(AIM OF THE TASK) Find each line with "Longer" and copy it.
---------- INPUT FOR THIS TASK ----------
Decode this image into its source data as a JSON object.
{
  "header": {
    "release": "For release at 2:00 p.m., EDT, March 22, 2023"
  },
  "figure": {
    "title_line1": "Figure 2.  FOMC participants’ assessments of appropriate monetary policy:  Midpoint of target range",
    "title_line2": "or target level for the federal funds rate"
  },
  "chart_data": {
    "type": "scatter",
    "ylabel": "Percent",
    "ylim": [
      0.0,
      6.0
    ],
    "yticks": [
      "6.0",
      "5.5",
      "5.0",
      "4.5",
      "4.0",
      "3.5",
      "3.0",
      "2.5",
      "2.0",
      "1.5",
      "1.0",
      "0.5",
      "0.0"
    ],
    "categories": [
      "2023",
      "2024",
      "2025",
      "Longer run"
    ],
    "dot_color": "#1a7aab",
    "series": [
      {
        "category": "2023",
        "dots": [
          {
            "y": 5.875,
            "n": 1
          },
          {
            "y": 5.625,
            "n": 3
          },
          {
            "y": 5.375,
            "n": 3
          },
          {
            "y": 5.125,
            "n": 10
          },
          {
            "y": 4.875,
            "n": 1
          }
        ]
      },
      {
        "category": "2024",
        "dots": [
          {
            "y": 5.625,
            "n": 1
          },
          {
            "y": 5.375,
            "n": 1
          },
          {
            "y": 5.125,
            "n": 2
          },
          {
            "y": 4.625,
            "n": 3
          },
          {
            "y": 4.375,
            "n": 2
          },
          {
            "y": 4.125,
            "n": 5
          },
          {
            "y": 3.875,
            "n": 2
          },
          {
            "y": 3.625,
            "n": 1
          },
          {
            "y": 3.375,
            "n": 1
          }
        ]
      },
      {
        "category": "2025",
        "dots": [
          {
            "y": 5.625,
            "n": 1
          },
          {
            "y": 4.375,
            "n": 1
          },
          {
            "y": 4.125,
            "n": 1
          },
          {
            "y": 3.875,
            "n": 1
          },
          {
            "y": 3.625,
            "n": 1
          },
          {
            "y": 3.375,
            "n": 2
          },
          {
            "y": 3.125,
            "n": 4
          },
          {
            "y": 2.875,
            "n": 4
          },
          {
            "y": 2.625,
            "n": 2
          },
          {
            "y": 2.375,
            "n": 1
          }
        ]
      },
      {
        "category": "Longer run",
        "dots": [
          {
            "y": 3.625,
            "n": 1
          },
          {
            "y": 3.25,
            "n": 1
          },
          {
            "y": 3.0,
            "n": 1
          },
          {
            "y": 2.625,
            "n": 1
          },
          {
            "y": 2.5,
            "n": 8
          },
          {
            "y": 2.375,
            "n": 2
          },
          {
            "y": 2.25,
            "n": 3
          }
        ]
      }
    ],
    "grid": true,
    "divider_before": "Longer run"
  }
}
----------
(FINISHED EXERCISE)
      "Longer run"
        "category": "Longer run",
    "divider_before": "Longer run"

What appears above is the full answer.